▶ [Goal of the exercise]
Repeat every record below exactly, omitting any pictures.

▶ [Material for this exercise]
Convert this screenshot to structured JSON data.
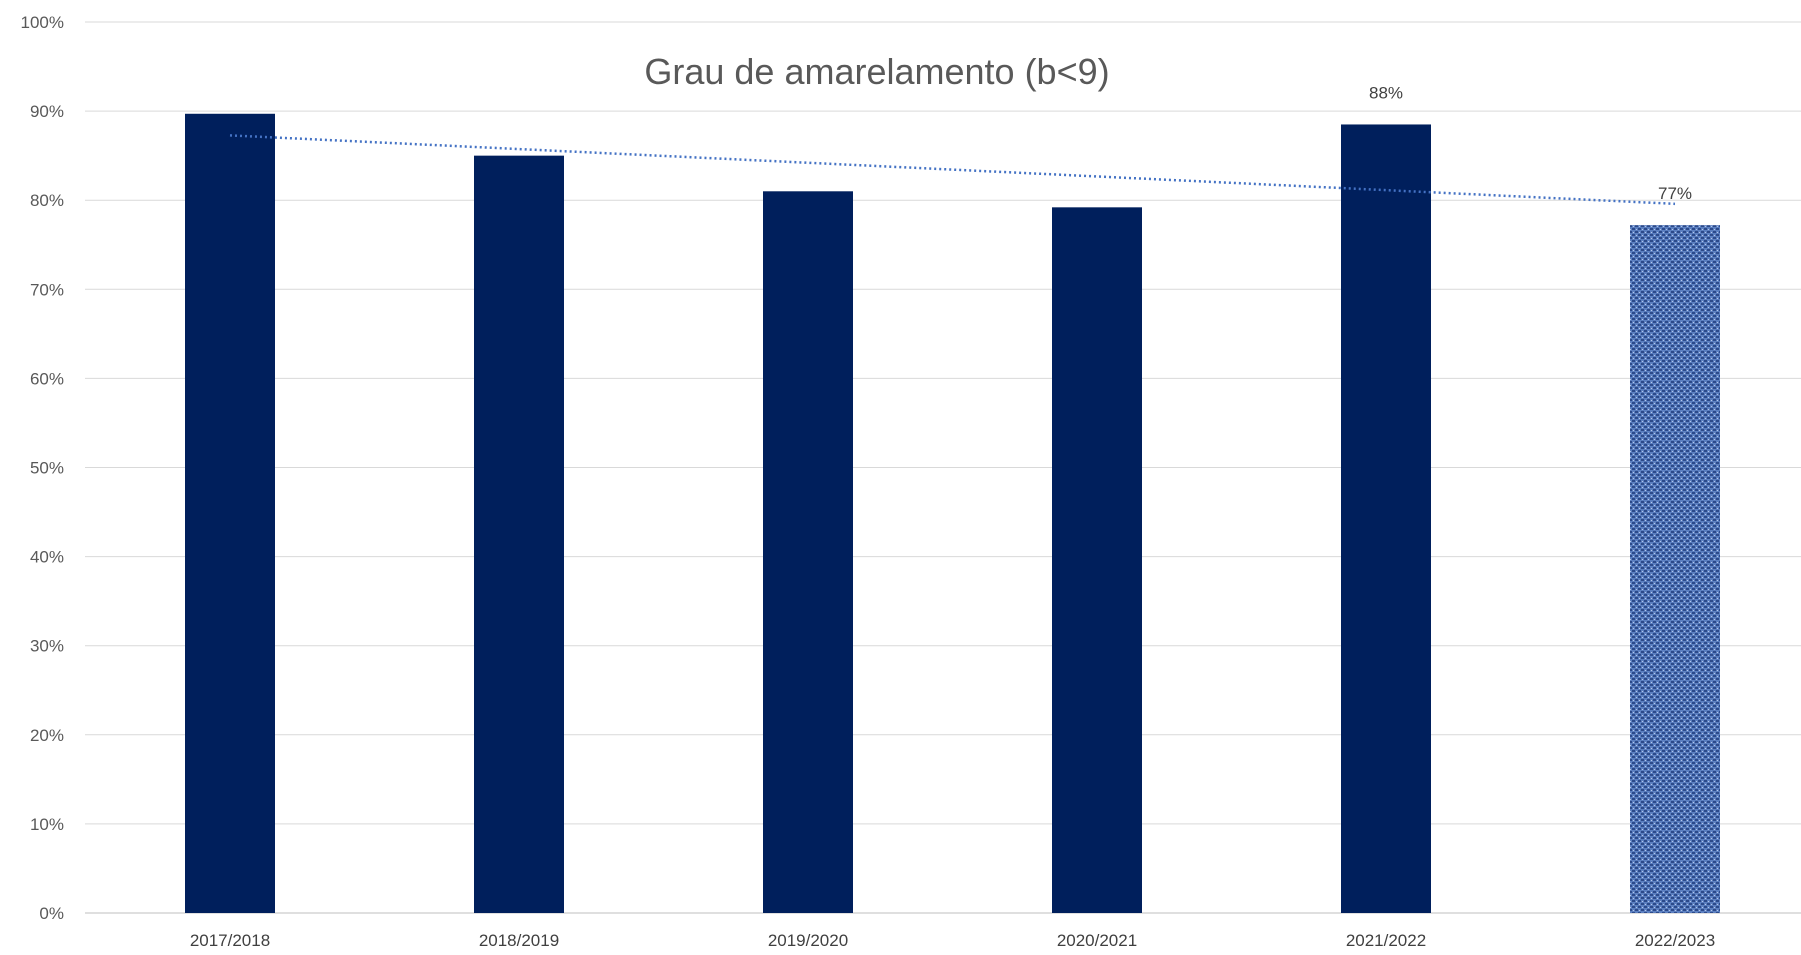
{
  "chart_data": {
    "type": "bar",
    "title": "Grau de amarelamento (b<9)",
    "xlabel": "",
    "ylabel": "",
    "ylim": [
      0,
      1
    ],
    "y_ticks": [
      "0%",
      "10%",
      "20%",
      "30%",
      "40%",
      "50%",
      "60%",
      "70%",
      "80%",
      "90%",
      "100%"
    ],
    "categories": [
      "2017/2018",
      "2018/2019",
      "2019/2020",
      "2020/2021",
      "2021/2022",
      "2022/2023"
    ],
    "values": [
      0.897,
      0.85,
      0.81,
      0.792,
      0.885,
      0.772
    ],
    "data_labels": [
      "",
      "",
      "",
      "",
      "88%",
      "77%"
    ],
    "bar_colors": [
      "#001f5c",
      "#001f5c",
      "#001f5c",
      "#001f5c",
      "#001f5c",
      "#4a6fb5"
    ],
    "last_bar_textured": true,
    "trendline": {
      "type": "linear",
      "style": "dotted",
      "color": "#4472c4"
    },
    "grid": true,
    "legend": "none"
  }
}
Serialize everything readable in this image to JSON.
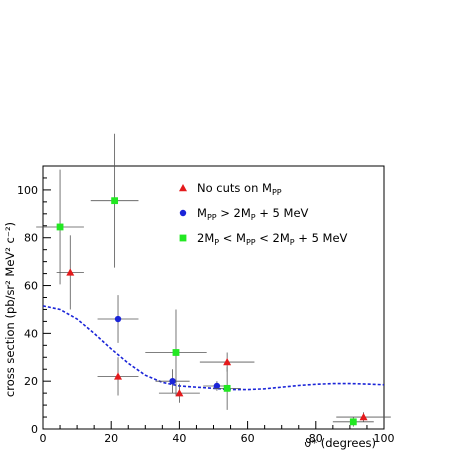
{
  "chart_data": {
    "type": "scatter",
    "xlabel": "ϑ* (degrees)",
    "ylabel": "cross section (pb/sr² MeV² c⁻²)",
    "xlim": [
      0,
      100
    ],
    "ylim": [
      0,
      110
    ],
    "xticks": [
      "0",
      "20",
      "40",
      "60",
      "80",
      "100"
    ],
    "yticks": [
      "0",
      "20",
      "40",
      "60",
      "80",
      "100"
    ],
    "grid": false,
    "legend_position": "top-right",
    "series": [
      {
        "name": "No cuts on M_PP",
        "legend_label": "No cuts on M",
        "legend_sub": "PP",
        "color": "#e41a1c",
        "marker": "triangle",
        "points": [
          {
            "x": 8,
            "y": 65.5,
            "xerr": 4,
            "yerr": 15.5
          },
          {
            "x": 22,
            "y": 22,
            "xerr": 6,
            "yerr": 8
          },
          {
            "x": 40,
            "y": 15,
            "xerr": 6,
            "yerr": 4
          },
          {
            "x": 54,
            "y": 28,
            "xerr": 8,
            "yerr": 4
          },
          {
            "x": 94,
            "y": 5,
            "xerr": 8,
            "yerr": 2
          }
        ]
      },
      {
        "name": "M_PP > 2M_P + 5 MeV",
        "legend_label": "M",
        "legend_sub": "PP",
        "legend_rest": " > 2M",
        "legend_sub2": "P",
        "legend_tail": " + 5 MeV",
        "color": "#1a24d8",
        "marker": "circle",
        "points": [
          {
            "x": 22,
            "y": 46,
            "xerr": 6,
            "yerr": 10
          },
          {
            "x": 38,
            "y": 20,
            "xerr": 5,
            "yerr": 5
          },
          {
            "x": 51,
            "y": 18,
            "xerr": 4,
            "yerr": 2
          }
        ]
      },
      {
        "name": "2M_P < M_PP < 2M_P + 5 MeV",
        "legend_label": "2M",
        "legend_sub": "P",
        "legend_rest": " < M",
        "legend_sub2": "PP",
        "legend_tail": " < 2M",
        "legend_sub3": "P",
        "legend_tail2": " + 5 MeV",
        "color": "#22e822",
        "marker": "square",
        "points": [
          {
            "x": 5,
            "y": 84.5,
            "xerr": 7,
            "yerr": 24
          },
          {
            "x": 21,
            "y": 95.5,
            "xerr": 7,
            "yerr": 28
          },
          {
            "x": 39,
            "y": 32,
            "xerr": 9,
            "yerr": 18
          },
          {
            "x": 54,
            "y": 17,
            "xerr": 4,
            "yerr": 9
          },
          {
            "x": 91,
            "y": 3,
            "xerr": 6,
            "yerr": 2
          }
        ]
      },
      {
        "name": "model curve",
        "color": "#1a24d8",
        "style": "dashed-line",
        "points": [
          {
            "x": 0,
            "y": 51.5
          },
          {
            "x": 5,
            "y": 50
          },
          {
            "x": 10,
            "y": 46
          },
          {
            "x": 15,
            "y": 40
          },
          {
            "x": 20,
            "y": 33.5
          },
          {
            "x": 25,
            "y": 27.5
          },
          {
            "x": 30,
            "y": 22.5
          },
          {
            "x": 35,
            "y": 19.5
          },
          {
            "x": 40,
            "y": 18
          },
          {
            "x": 45,
            "y": 17.5
          },
          {
            "x": 50,
            "y": 17
          },
          {
            "x": 55,
            "y": 16.5
          },
          {
            "x": 60,
            "y": 16.5
          },
          {
            "x": 65,
            "y": 16.8
          },
          {
            "x": 70,
            "y": 17.5
          },
          {
            "x": 75,
            "y": 18.2
          },
          {
            "x": 80,
            "y": 18.7
          },
          {
            "x": 85,
            "y": 19
          },
          {
            "x": 90,
            "y": 19
          },
          {
            "x": 95,
            "y": 18.8
          },
          {
            "x": 100,
            "y": 18.5
          }
        ]
      }
    ]
  }
}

▶ [Complete answer]
Convert this screenshot to structured JSON data.
{
  "chart_data": {
    "type": "bar",
    "title": "Grau de amarelamento (b<9)",
    "xlabel": "",
    "ylabel": "",
    "ylim": [
      0,
      1
    ],
    "y_ticks": [
      "0%",
      "10%",
      "20%",
      "30%",
      "40%",
      "50%",
      "60%",
      "70%",
      "80%",
      "90%",
      "100%"
    ],
    "categories": [
      "2017/2018",
      "2018/2019",
      "2019/2020",
      "2020/2021",
      "2021/2022",
      "2022/2023"
    ],
    "values": [
      0.897,
      0.85,
      0.81,
      0.792,
      0.885,
      0.772
    ],
    "data_labels": [
      "",
      "",
      "",
      "",
      "88%",
      "77%"
    ],
    "bar_colors": [
      "#001f5c",
      "#001f5c",
      "#001f5c",
      "#001f5c",
      "#001f5c",
      "#4a6fb5"
    ],
    "last_bar_textured": true,
    "trendline": {
      "type": "linear",
      "style": "dotted",
      "color": "#4472c4"
    },
    "grid": true,
    "legend": "none"
  }
}
Serialize everything readable in this image to JSON.
{
  "chart_data": {
    "type": "scatter",
    "xlabel": "ϑ* (degrees)",
    "ylabel": "cross section (pb/sr² MeV² c⁻²)",
    "xlim": [
      0,
      100
    ],
    "ylim": [
      0,
      110
    ],
    "xticks": [
      "0",
      "20",
      "40",
      "60",
      "80",
      "100"
    ],
    "yticks": [
      "0",
      "20",
      "40",
      "60",
      "80",
      "100"
    ],
    "grid": false,
    "legend_position": "top-right",
    "series": [
      {
        "name": "No cuts on M_PP",
        "legend_label": "No cuts on M",
        "legend_sub": "PP",
        "color": "#e41a1c",
        "marker": "triangle",
        "points": [
          {
            "x": 8,
            "y": 65.5,
            "xerr": 4,
            "yerr": 15.5
          },
          {
            "x": 22,
            "y": 22,
            "xerr": 6,
            "yerr": 8
          },
          {
            "x": 40,
            "y": 15,
            "xerr": 6,
            "yerr": 4
          },
          {
            "x": 54,
            "y": 28,
            "xerr": 8,
            "yerr": 4
          },
          {
            "x": 94,
            "y": 5,
            "xerr": 8,
            "yerr": 2
          }
        ]
      },
      {
        "name": "M_PP > 2M_P + 5 MeV",
        "legend_label": "M",
        "legend_sub": "PP",
        "legend_rest": " > 2M",
        "legend_sub2": "P",
        "legend_tail": " + 5 MeV",
        "color": "#1a24d8",
        "marker": "circle",
        "points": [
          {
            "x": 22,
            "y": 46,
            "xerr": 6,
            "yerr": 10
          },
          {
            "x": 38,
            "y": 20,
            "xerr": 5,
            "yerr": 5
          },
          {
            "x": 51,
            "y": 18,
            "xerr": 4,
            "yerr": 2
          }
        ]
      },
      {
        "name": "2M_P < M_PP < 2M_P + 5 MeV",
        "legend_label": "2M",
        "legend_sub": "P",
        "legend_rest": " < M",
        "legend_sub2": "PP",
        "legend_tail": " < 2M",
        "legend_sub3": "P",
        "legend_tail2": " + 5 MeV",
        "color": "#22e822",
        "marker": "square",
        "points": [
          {
            "x": 5,
            "y": 84.5,
            "xerr": 7,
            "yerr": 24
          },
          {
            "x": 21,
            "y": 95.5,
            "xerr": 7,
            "yerr": 28
          },
          {
            "x": 39,
            "y": 32,
            "xerr": 9,
            "yerr": 18
          },
          {
            "x": 54,
            "y": 17,
            "xerr": 4,
            "yerr": 9
          },
          {
            "x": 91,
            "y": 3,
            "xerr": 6,
            "yerr": 2
          }
        ]
      },
      {
        "name": "model curve",
        "color": "#1a24d8",
        "style": "dashed-line",
        "points": [
          {
            "x": 0,
            "y": 51.5
          },
          {
            "x": 5,
            "y": 50
          },
          {
            "x": 10,
            "y": 46
          },
          {
            "x": 15,
            "y": 40
          },
          {
            "x": 20,
            "y": 33.5
          },
          {
            "x": 25,
            "y": 27.5
          },
          {
            "x": 30,
            "y": 22.5
          },
          {
            "x": 35,
            "y": 19.5
          },
          {
            "x": 40,
            "y": 18
          },
          {
            "x": 45,
            "y": 17.5
          },
          {
            "x": 50,
            "y": 17
          },
          {
            "x": 55,
            "y": 16.5
          },
          {
            "x": 60,
            "y": 16.5
          },
          {
            "x": 65,
            "y": 16.8
          },
          {
            "x": 70,
            "y": 17.5
          },
          {
            "x": 75,
            "y": 18.2
          },
          {
            "x": 80,
            "y": 18.7
          },
          {
            "x": 85,
            "y": 19
          },
          {
            "x": 90,
            "y": 19
          },
          {
            "x": 95,
            "y": 18.8
          },
          {
            "x": 100,
            "y": 18.5
          }
        ]
      }
    ]
  }
}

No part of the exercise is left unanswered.